» Recorded data:
start

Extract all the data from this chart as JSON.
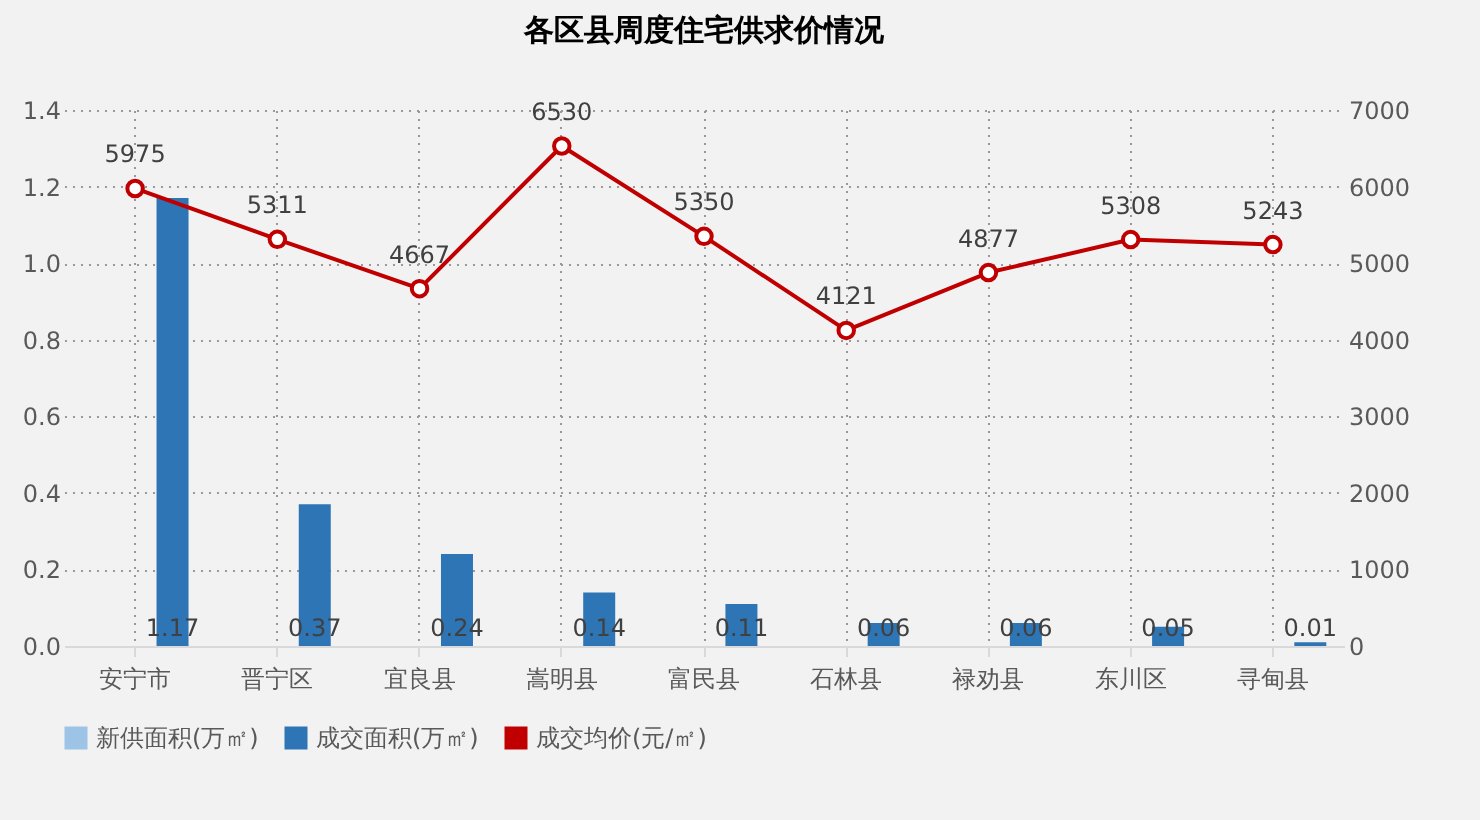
{
  "chart_data": {
    "type": "bar",
    "title": "各区县周度住宅供求价情况",
    "categories": [
      "安宁市",
      "晋宁区",
      "宜良县",
      "嵩明县",
      "富民县",
      "石林县",
      "禄劝县",
      "东川区",
      "寻甸县"
    ],
    "series": [
      {
        "name": "新供面积(万㎡)",
        "color": "#9dc3e6",
        "values": [
          null,
          null,
          null,
          null,
          null,
          null,
          null,
          null,
          null
        ]
      },
      {
        "name": "成交面积(万㎡)",
        "color": "#2e75b6",
        "values": [
          1.17,
          0.37,
          0.24,
          0.14,
          0.11,
          0.06,
          0.06,
          0.05,
          0.01
        ]
      },
      {
        "name": "成交均价(元/㎡)",
        "type": "line",
        "axis": "y2",
        "color": "#c00000",
        "values": [
          5975,
          5311,
          4667,
          6530,
          5350,
          4121,
          4877,
          5308,
          5243
        ]
      }
    ],
    "ylim": [
      0,
      1.4
    ],
    "yticks": [
      {
        "value": 0,
        "label": "0.0"
      },
      {
        "value": 0.2,
        "label": "0.2"
      },
      {
        "value": 0.4,
        "label": "0.4"
      },
      {
        "value": 0.6,
        "label": "0.6"
      },
      {
        "value": 0.8,
        "label": "0.8"
      },
      {
        "value": 1,
        "label": "1.0"
      },
      {
        "value": 1.2,
        "label": "1.2"
      },
      {
        "value": 1.4,
        "label": "1.4"
      }
    ],
    "y2lim": [
      0,
      7000
    ],
    "y2ticks": [
      0,
      1000,
      2000,
      3000,
      4000,
      5000,
      6000,
      7000
    ],
    "data_labels": true,
    "grid": true,
    "legend": "bottom",
    "marker": "circle"
  }
}
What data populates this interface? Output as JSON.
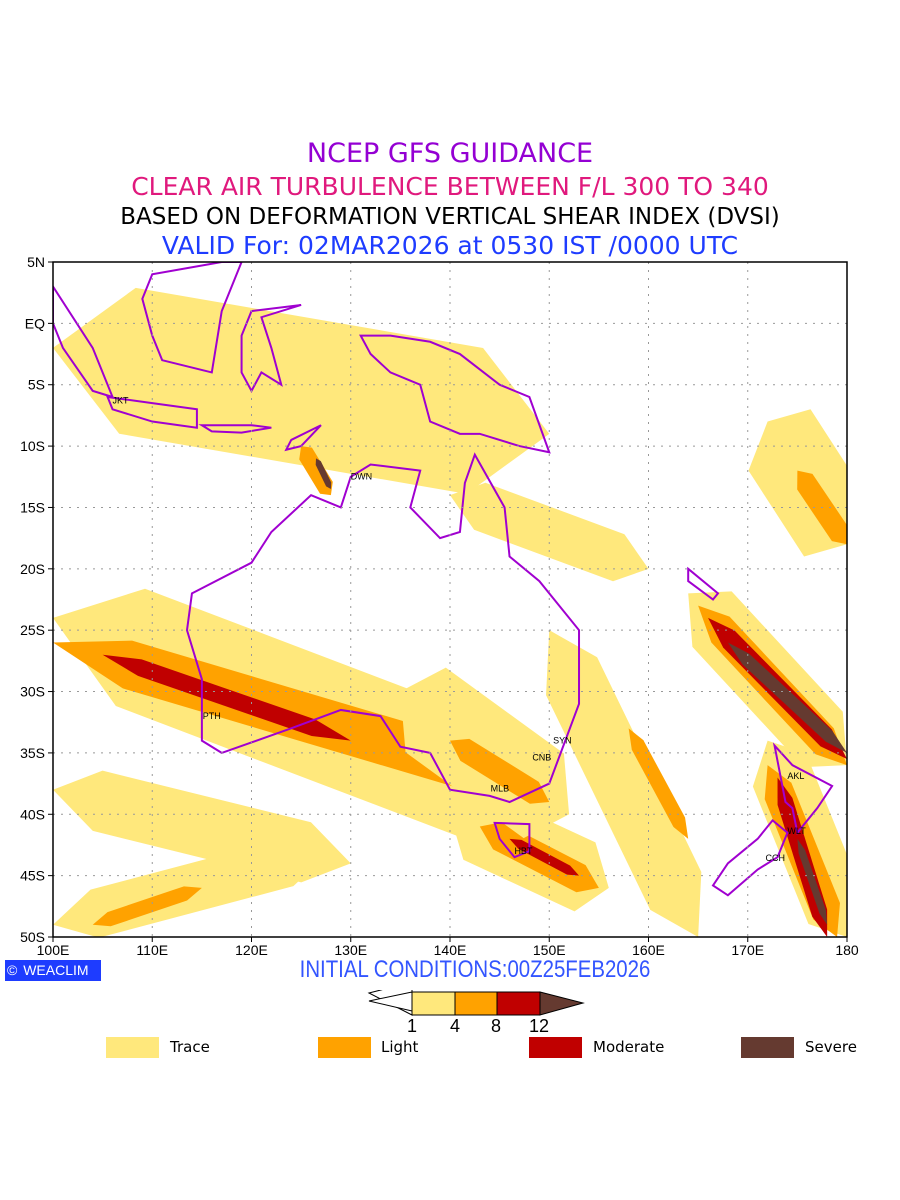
{
  "titles": {
    "line1": "NCEP GFS GUIDANCE",
    "line2": "CLEAR AIR TURBULENCE BETWEEN F/L 300 TO 340",
    "line3": "BASED ON DEFORMATION VERTICAL SHEAR INDEX (DVSI)",
    "line4": "VALID For: 02MAR2026 at 0530 IST /0000 UTC"
  },
  "map": {
    "lon_range": [
      100,
      180
    ],
    "lat_range": [
      -50,
      5
    ],
    "lon_ticks": [
      "100E",
      "110E",
      "120E",
      "130E",
      "140E",
      "150E",
      "160E",
      "170E",
      "180"
    ],
    "lat_ticks": [
      "5N",
      "EQ",
      "5S",
      "10S",
      "15S",
      "20S",
      "25S",
      "30S",
      "35S",
      "40S",
      "45S",
      "50S"
    ],
    "cities": [
      {
        "name": "JKT",
        "lon": 106.8,
        "lat": -6.2
      },
      {
        "name": "DWN",
        "lon": 130.8,
        "lat": -12.4
      },
      {
        "name": "PTH",
        "lon": 115.9,
        "lat": -31.9
      },
      {
        "name": "SYN",
        "lon": 151.2,
        "lat": -33.9
      },
      {
        "name": "CNB",
        "lon": 149.1,
        "lat": -35.3
      },
      {
        "name": "MLB",
        "lon": 144.9,
        "lat": -37.8
      },
      {
        "name": "HBT",
        "lon": 147.3,
        "lat": -42.9
      },
      {
        "name": "AKL",
        "lon": 174.8,
        "lat": -36.8
      },
      {
        "name": "WLT",
        "lon": 174.8,
        "lat": -41.3
      },
      {
        "name": "CCH",
        "lon": 172.6,
        "lat": -43.5
      }
    ]
  },
  "colors": {
    "trace": "#ffe87c",
    "light": "#ffa200",
    "moderate": "#c00000",
    "severe": "#653a30",
    "coast": "#a000d0"
  },
  "footer": {
    "logo": "WEACLIM",
    "initial": "INITIAL CONDITIONS:00Z25FEB2026"
  },
  "colorbar": {
    "ticks": [
      "1",
      "4",
      "8",
      "12"
    ]
  },
  "legend": [
    {
      "label": "Trace"
    },
    {
      "label": "Light"
    },
    {
      "label": "Moderate"
    },
    {
      "label": "Severe"
    }
  ]
}
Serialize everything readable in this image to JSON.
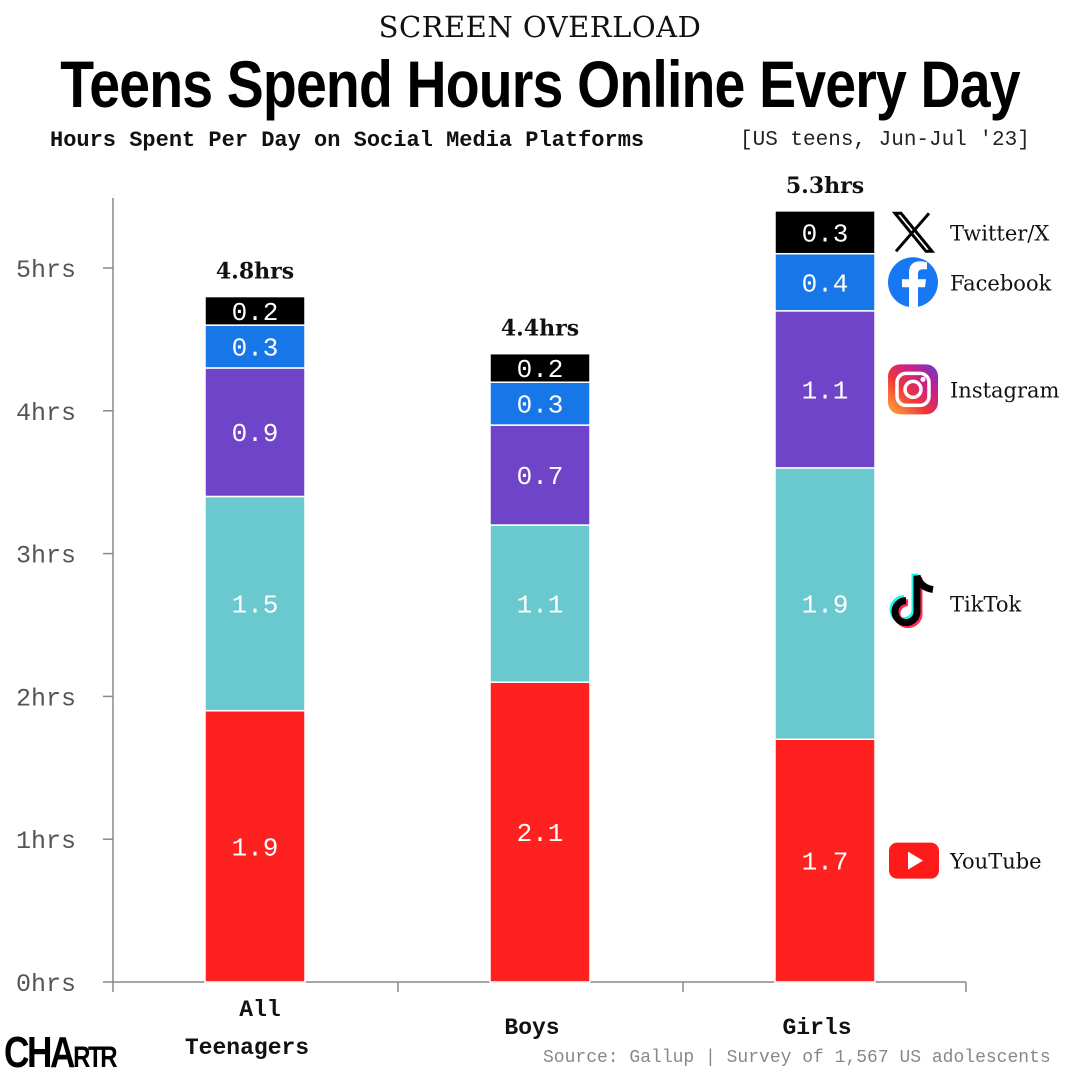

end

Write out the listing above exactly as it stands, pictures excluded.

Extract all the data from this chart as JSON.
{
  "chart_data": {
    "type": "bar",
    "title": "各区县周度住宅供求价情况",
    "categories": [
      "安宁市",
      "晋宁区",
      "宜良县",
      "嵩明县",
      "富民县",
      "石林县",
      "禄劝县",
      "东川区",
      "寻甸县"
    ],
    "series": [
      {
        "name": "新供面积(万㎡)",
        "color": "#9dc3e6",
        "values": [
          null,
          null,
          null,
          null,
          null,
          null,
          null,
          null,
          null
        ]
      },
      {
        "name": "成交面积(万㎡)",
        "color": "#2e75b6",
        "values": [
          1.17,
          0.37,
          0.24,
          0.14,
          0.11,
          0.06,
          0.06,
          0.05,
          0.01
        ]
      },
      {
        "name": "成交均价(元/㎡)",
        "type": "line",
        "axis": "y2",
        "color": "#c00000",
        "values": [
          5975,
          5311,
          4667,
          6530,
          5350,
          4121,
          4877,
          5308,
          5243
        ]
      }
    ],
    "ylim": [
      0,
      1.4
    ],
    "yticks": [
      {
        "value": 0,
        "label": "0.0"
      },
      {
        "value": 0.2,
        "label": "0.2"
      },
      {
        "value": 0.4,
        "label": "0.4"
      },
      {
        "value": 0.6,
        "label": "0.6"
      },
      {
        "value": 0.8,
        "label": "0.8"
      },
      {
        "value": 1,
        "label": "1.0"
      },
      {
        "value": 1.2,
        "label": "1.2"
      },
      {
        "value": 1.4,
        "label": "1.4"
      }
    ],
    "y2lim": [
      0,
      7000
    ],
    "y2ticks": [
      0,
      1000,
      2000,
      3000,
      4000,
      5000,
      6000,
      7000
    ],
    "data_labels": true,
    "grid": true,
    "legend": "bottom",
    "marker": "circle"
  }
}
What data populates this interface? Output as JSON.
{
  "titles": {
    "line1": "NCEP GFS GUIDANCE",
    "line2": "CLEAR AIR TURBULENCE BETWEEN F/L 300 TO 340",
    "line3": "BASED ON DEFORMATION VERTICAL SHEAR INDEX (DVSI)",
    "line4": "VALID For: 02MAR2026 at 0530 IST /0000 UTC"
  },
  "map": {
    "lon_range": [
      100,
      180
    ],
    "lat_range": [
      -50,
      5
    ],
    "lon_ticks": [
      "100E",
      "110E",
      "120E",
      "130E",
      "140E",
      "150E",
      "160E",
      "170E",
      "180"
    ],
    "lat_ticks": [
      "5N",
      "EQ",
      "5S",
      "10S",
      "15S",
      "20S",
      "25S",
      "30S",
      "35S",
      "40S",
      "45S",
      "50S"
    ],
    "cities": [
      {
        "name": "JKT",
        "lon": 106.8,
        "lat": -6.2
      },
      {
        "name": "DWN",
        "lon": 130.8,
        "lat": -12.4
      },
      {
        "name": "PTH",
        "lon": 115.9,
        "lat": -31.9
      },
      {
        "name": "SYN",
        "lon": 151.2,
        "lat": -33.9
      },
      {
        "name": "CNB",
        "lon": 149.1,
        "lat": -35.3
      },
      {
        "name": "MLB",
        "lon": 144.9,
        "lat": -37.8
      },
      {
        "name": "HBT",
        "lon": 147.3,
        "lat": -42.9
      },
      {
        "name": "AKL",
        "lon": 174.8,
        "lat": -36.8
      },
      {
        "name": "WLT",
        "lon": 174.8,
        "lat": -41.3
      },
      {
        "name": "CCH",
        "lon": 172.6,
        "lat": -43.5
      }
    ]
  },
  "colors": {
    "trace": "#ffe87c",
    "light": "#ffa200",
    "moderate": "#c00000",
    "severe": "#653a30",
    "coast": "#a000d0"
  },
  "footer": {
    "logo": "WEACLIM",
    "initial": "INITIAL CONDITIONS:00Z25FEB2026"
  },
  "colorbar": {
    "ticks": [
      "1",
      "4",
      "8",
      "12"
    ]
  },
  "legend": [
    {
      "label": "Trace"
    },
    {
      "label": "Light"
    },
    {
      "label": "Moderate"
    },
    {
      "label": "Severe"
    }
  ]
}
Serialize everything readable in this image to JSON.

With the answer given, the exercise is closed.